→ Given information
============================================================
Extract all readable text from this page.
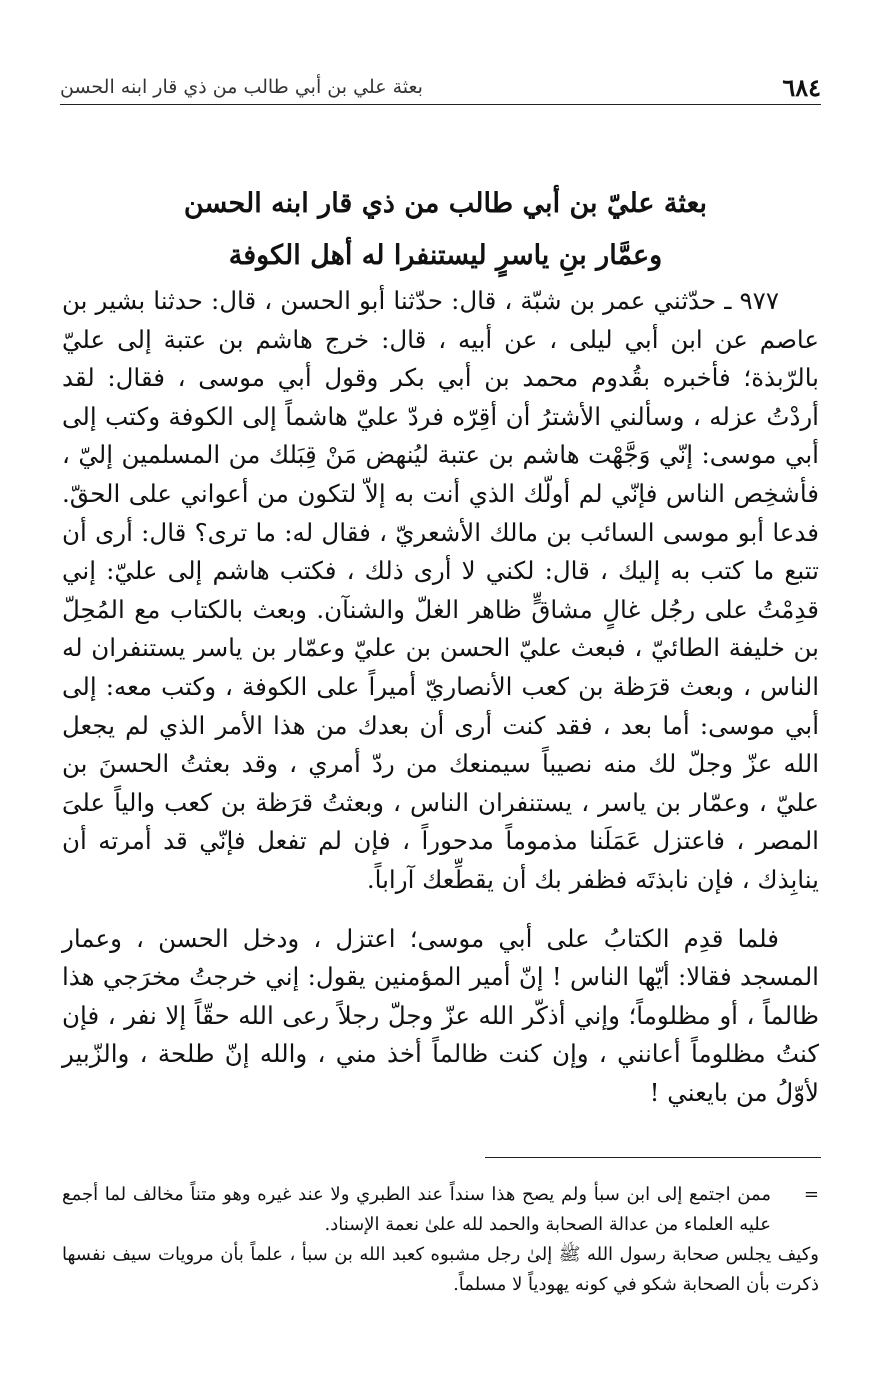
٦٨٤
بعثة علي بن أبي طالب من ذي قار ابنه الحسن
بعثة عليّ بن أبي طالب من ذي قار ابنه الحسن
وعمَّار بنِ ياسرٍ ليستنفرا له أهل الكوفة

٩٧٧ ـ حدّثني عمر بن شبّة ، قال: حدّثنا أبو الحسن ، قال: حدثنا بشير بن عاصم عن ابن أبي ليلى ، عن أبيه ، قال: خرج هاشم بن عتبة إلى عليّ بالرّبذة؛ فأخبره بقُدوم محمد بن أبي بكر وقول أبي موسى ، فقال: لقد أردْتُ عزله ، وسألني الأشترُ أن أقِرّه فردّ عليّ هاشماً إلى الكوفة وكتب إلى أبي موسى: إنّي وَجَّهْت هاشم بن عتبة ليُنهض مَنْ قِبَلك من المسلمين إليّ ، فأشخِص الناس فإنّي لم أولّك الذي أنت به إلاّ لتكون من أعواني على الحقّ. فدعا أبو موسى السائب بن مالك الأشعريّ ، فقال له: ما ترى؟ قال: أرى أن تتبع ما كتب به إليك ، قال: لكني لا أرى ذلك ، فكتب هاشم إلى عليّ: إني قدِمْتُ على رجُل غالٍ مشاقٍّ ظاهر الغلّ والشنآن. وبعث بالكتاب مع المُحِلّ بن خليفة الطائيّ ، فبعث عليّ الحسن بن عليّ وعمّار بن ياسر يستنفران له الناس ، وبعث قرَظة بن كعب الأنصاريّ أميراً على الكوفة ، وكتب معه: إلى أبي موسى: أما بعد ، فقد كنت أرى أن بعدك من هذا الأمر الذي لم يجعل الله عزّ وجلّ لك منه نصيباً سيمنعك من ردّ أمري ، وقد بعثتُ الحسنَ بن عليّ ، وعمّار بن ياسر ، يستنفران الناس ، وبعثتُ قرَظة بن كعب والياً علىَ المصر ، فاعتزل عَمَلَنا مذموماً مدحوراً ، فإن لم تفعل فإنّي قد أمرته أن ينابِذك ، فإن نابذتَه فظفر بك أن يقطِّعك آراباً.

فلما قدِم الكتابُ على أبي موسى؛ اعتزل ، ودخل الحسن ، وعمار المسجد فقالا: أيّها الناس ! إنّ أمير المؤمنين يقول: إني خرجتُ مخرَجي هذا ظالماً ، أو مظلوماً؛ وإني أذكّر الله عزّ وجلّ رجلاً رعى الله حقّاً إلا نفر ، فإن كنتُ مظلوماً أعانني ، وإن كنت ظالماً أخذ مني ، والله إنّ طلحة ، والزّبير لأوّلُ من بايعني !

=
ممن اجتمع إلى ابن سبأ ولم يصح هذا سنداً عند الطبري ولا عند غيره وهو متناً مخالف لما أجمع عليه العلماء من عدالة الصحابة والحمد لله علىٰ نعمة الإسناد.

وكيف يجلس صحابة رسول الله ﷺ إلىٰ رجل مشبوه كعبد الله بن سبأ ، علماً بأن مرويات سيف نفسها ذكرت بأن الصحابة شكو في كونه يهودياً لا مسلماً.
============================================================
→ Directive
The pictures in the entries should be left out; output everything else exactly.

→ Output for this task
Extract all readable text from this page.
٦٨٤
بعثة علي بن أبي طالب من ذي قار ابنه الحسن
بعثة عليّ بن أبي طالب من ذي قار ابنه الحسن
وعمَّار بنِ ياسرٍ ليستنفرا له أهل الكوفة

٩٧٧ ـ حدّثني عمر بن شبّة ، قال: حدّثنا أبو الحسن ، قال: حدثنا بشير بن عاصم عن ابن أبي ليلى ، عن أبيه ، قال: خرج هاشم بن عتبة إلى عليّ بالرّبذة؛ فأخبره بقُدوم محمد بن أبي بكر وقول أبي موسى ، فقال: لقد أردْتُ عزله ، وسألني الأشترُ أن أقِرّه فردّ عليّ هاشماً إلى الكوفة وكتب إلى أبي موسى: إنّي وَجَّهْت هاشم بن عتبة ليُنهض مَنْ قِبَلك من المسلمين إليّ ، فأشخِص الناس فإنّي لم أولّك الذي أنت به إلاّ لتكون من أعواني على الحقّ. فدعا أبو موسى السائب بن مالك الأشعريّ ، فقال له: ما ترى؟ قال: أرى أن تتبع ما كتب به إليك ، قال: لكني لا أرى ذلك ، فكتب هاشم إلى عليّ: إني قدِمْتُ على رجُل غالٍ مشاقٍّ ظاهر الغلّ والشنآن. وبعث بالكتاب مع المُحِلّ بن خليفة الطائيّ ، فبعث عليّ الحسن بن عليّ وعمّار بن ياسر يستنفران له الناس ، وبعث قرَظة بن كعب الأنصاريّ أميراً على الكوفة ، وكتب معه: إلى أبي موسى: أما بعد ، فقد كنت أرى أن بعدك من هذا الأمر الذي لم يجعل الله عزّ وجلّ لك منه نصيباً سيمنعك من ردّ أمري ، وقد بعثتُ الحسنَ بن عليّ ، وعمّار بن ياسر ، يستنفران الناس ، وبعثتُ قرَظة بن كعب والياً علىَ المصر ، فاعتزل عَمَلَنا مذموماً مدحوراً ، فإن لم تفعل فإنّي قد أمرته أن ينابِذك ، فإن نابذتَه فظفر بك أن يقطِّعك آراباً.

فلما قدِم الكتابُ على أبي موسى؛ اعتزل ، ودخل الحسن ، وعمار المسجد فقالا: أيّها الناس ! إنّ أمير المؤمنين يقول: إني خرجتُ مخرَجي هذا ظالماً ، أو مظلوماً؛ وإني أذكّر الله عزّ وجلّ رجلاً رعى الله حقّاً إلا نفر ، فإن كنتُ مظلوماً أعانني ، وإن كنت ظالماً أخذ مني ، والله إنّ طلحة ، والزّبير لأوّلُ من بايعني !

=
ممن اجتمع إلى ابن سبأ ولم يصح هذا سنداً عند الطبري ولا عند غيره وهو متناً مخالف لما أجمع عليه العلماء من عدالة الصحابة والحمد لله علىٰ نعمة الإسناد.

وكيف يجلس صحابة رسول الله ﷺ إلىٰ رجل مشبوه كعبد الله بن سبأ ، علماً بأن مرويات سيف نفسها ذكرت بأن الصحابة شكو في كونه يهودياً لا مسلماً.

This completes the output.